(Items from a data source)
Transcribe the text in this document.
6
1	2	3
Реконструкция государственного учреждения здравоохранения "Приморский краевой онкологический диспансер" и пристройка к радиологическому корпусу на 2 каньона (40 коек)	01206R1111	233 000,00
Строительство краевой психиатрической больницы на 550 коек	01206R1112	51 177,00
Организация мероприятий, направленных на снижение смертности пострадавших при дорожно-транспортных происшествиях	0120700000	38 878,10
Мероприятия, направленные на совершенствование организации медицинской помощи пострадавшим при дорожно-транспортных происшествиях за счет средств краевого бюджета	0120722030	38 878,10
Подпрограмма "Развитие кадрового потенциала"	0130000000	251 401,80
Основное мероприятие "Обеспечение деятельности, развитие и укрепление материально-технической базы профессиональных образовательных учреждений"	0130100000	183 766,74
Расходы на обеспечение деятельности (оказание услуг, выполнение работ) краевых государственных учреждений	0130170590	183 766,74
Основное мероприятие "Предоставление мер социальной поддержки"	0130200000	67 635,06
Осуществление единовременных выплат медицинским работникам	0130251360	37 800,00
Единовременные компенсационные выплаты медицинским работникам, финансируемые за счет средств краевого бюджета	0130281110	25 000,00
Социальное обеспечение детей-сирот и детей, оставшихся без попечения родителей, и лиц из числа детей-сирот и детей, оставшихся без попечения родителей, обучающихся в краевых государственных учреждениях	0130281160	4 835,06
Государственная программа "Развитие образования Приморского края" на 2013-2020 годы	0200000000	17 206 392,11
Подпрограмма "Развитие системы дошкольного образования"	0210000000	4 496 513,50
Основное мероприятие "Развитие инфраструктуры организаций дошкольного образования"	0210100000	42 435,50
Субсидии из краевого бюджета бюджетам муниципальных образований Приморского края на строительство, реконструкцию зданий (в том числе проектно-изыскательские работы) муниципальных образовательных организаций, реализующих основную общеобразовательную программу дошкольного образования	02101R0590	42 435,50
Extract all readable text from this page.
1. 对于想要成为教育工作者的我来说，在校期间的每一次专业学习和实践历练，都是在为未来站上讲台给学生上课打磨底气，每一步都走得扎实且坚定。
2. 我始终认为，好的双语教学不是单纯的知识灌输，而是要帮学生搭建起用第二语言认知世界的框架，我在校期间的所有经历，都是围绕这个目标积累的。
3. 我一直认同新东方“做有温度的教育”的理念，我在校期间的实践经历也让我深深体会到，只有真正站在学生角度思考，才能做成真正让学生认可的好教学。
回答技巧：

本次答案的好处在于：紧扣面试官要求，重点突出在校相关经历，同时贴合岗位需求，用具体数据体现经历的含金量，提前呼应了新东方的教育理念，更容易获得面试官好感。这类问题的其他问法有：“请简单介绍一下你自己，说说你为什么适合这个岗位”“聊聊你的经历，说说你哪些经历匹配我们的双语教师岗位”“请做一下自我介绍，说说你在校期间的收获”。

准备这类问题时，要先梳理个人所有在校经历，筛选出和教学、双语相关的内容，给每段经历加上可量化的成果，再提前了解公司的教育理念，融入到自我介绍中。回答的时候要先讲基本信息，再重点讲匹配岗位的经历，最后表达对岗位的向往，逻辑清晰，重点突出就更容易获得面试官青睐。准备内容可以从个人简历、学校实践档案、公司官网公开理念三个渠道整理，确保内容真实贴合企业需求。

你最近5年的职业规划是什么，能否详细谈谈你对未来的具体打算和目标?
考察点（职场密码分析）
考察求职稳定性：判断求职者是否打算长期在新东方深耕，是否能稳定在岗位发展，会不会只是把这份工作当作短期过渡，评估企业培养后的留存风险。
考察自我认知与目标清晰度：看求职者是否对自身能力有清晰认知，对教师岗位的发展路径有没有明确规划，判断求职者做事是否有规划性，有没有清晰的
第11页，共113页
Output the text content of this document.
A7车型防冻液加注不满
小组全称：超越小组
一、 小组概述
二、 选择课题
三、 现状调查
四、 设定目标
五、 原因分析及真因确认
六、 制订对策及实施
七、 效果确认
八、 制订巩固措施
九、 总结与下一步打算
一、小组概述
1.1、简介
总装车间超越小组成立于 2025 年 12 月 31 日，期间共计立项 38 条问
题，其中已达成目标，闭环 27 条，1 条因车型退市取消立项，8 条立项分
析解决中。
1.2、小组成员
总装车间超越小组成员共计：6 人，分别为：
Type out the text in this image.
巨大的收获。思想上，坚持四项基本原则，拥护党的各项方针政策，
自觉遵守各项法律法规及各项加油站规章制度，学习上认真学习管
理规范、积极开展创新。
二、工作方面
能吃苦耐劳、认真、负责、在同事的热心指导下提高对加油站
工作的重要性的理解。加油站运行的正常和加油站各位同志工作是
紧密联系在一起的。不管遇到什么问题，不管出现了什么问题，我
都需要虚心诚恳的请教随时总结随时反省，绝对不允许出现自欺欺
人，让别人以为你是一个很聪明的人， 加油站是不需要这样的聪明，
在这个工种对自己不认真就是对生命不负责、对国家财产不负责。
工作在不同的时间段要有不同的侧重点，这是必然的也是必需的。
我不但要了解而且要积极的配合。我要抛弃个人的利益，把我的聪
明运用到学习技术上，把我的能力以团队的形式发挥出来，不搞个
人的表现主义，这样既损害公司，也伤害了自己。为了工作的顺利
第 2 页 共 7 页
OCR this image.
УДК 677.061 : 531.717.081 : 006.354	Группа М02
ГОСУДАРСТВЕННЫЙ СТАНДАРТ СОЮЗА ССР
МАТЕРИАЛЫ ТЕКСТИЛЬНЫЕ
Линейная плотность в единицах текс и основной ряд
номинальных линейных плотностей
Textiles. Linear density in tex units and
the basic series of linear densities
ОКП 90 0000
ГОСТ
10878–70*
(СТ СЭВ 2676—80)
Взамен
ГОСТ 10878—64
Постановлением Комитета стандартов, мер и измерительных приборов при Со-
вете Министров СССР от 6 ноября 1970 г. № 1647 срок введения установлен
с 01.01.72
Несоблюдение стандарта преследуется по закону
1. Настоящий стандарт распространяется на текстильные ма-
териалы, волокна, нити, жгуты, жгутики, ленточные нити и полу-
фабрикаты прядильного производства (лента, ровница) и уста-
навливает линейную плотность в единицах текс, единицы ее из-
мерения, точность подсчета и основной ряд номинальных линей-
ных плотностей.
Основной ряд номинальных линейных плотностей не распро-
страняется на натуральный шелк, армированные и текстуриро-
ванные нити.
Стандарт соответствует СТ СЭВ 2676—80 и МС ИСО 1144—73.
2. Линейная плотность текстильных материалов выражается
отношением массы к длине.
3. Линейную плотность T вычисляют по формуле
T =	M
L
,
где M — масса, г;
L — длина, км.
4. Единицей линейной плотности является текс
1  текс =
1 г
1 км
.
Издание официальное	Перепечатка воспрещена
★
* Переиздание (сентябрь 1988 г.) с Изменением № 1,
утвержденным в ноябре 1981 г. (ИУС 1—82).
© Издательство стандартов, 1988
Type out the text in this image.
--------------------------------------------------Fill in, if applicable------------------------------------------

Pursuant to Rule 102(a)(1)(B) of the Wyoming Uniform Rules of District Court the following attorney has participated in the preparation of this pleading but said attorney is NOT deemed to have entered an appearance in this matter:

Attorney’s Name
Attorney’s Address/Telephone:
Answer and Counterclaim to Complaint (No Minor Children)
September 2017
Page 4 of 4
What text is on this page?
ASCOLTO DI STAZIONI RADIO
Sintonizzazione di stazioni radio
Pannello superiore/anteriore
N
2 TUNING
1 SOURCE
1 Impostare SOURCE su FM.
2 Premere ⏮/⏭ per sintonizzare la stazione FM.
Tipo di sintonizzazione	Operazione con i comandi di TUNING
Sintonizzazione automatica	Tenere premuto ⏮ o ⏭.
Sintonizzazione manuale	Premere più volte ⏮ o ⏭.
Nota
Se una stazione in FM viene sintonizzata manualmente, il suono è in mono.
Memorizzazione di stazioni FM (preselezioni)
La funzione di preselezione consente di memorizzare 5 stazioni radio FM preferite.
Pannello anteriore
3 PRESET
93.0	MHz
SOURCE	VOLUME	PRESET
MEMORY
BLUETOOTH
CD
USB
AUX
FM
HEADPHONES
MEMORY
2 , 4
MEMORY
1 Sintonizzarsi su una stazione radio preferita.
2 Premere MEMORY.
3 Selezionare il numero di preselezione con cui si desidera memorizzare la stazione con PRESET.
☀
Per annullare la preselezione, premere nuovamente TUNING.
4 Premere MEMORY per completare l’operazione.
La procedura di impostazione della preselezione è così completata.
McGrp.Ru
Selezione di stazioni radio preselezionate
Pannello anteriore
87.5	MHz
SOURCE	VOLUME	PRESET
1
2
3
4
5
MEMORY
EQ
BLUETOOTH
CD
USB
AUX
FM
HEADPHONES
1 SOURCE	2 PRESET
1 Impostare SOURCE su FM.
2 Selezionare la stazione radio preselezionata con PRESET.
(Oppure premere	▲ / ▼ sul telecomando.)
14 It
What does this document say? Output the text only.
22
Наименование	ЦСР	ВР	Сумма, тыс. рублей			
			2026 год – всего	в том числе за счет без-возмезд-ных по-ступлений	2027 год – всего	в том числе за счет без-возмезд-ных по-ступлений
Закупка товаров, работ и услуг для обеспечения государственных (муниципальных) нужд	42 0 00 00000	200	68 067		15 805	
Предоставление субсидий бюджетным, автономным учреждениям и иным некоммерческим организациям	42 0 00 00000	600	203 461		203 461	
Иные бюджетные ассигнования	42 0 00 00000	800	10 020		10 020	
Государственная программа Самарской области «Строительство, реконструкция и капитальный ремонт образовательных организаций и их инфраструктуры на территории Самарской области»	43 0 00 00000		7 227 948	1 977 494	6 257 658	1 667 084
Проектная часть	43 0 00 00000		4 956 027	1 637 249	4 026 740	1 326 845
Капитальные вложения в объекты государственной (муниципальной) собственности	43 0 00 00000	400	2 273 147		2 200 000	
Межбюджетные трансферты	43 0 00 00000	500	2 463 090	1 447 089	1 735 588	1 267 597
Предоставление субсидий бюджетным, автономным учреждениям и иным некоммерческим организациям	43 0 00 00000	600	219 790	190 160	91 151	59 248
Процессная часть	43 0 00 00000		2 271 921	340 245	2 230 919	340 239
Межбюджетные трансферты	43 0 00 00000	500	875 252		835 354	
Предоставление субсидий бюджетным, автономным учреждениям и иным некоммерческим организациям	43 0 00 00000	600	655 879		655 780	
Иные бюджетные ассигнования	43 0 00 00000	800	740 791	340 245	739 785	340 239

* _Requirement_
Filter the records above and return every line that holds the word "What".

* _Response to the task_
What text is on this page?
What does this document say? Output the text only.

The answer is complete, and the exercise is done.